▶ [TASK DESCRIPTION]:
From the listing, collect all lines containing the word "satellite".

▶ [SUPPLIED RECORDS]:

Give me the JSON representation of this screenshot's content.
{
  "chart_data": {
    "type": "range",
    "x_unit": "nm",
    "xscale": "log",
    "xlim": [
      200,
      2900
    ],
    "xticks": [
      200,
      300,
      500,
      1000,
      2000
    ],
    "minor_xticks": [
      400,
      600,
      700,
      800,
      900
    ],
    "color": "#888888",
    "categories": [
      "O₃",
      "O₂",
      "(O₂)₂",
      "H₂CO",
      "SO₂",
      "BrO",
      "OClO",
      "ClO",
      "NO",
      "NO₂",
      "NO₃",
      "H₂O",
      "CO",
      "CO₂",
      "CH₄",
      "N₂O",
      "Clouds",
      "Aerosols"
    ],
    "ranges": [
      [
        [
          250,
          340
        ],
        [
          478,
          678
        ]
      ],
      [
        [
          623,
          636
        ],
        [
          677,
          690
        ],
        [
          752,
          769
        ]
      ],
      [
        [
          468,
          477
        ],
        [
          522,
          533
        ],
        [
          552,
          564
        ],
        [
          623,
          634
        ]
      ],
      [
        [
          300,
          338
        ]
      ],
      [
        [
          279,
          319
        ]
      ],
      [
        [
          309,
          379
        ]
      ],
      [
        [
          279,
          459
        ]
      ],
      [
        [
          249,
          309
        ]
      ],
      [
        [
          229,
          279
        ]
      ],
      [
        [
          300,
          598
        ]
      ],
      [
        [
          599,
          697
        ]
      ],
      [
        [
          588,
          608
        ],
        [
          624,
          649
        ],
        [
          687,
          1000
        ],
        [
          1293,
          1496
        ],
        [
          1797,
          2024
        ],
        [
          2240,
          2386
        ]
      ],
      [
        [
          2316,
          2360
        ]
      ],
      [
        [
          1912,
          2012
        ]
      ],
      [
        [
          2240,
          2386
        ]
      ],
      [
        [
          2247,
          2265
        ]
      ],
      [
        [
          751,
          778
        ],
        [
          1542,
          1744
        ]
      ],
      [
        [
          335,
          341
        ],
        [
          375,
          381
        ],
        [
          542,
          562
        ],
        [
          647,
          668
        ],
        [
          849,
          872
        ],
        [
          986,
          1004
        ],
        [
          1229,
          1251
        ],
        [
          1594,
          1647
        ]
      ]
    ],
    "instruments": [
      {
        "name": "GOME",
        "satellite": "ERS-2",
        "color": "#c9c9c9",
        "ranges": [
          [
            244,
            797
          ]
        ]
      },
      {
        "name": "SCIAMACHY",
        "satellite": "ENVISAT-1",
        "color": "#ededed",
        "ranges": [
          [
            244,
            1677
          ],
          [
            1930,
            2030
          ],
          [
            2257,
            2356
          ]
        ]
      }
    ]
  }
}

▶ [EXERCISE SOLUTION]:
        "satellite": "ERS-2",
        "satellite": "ENVISAT-1",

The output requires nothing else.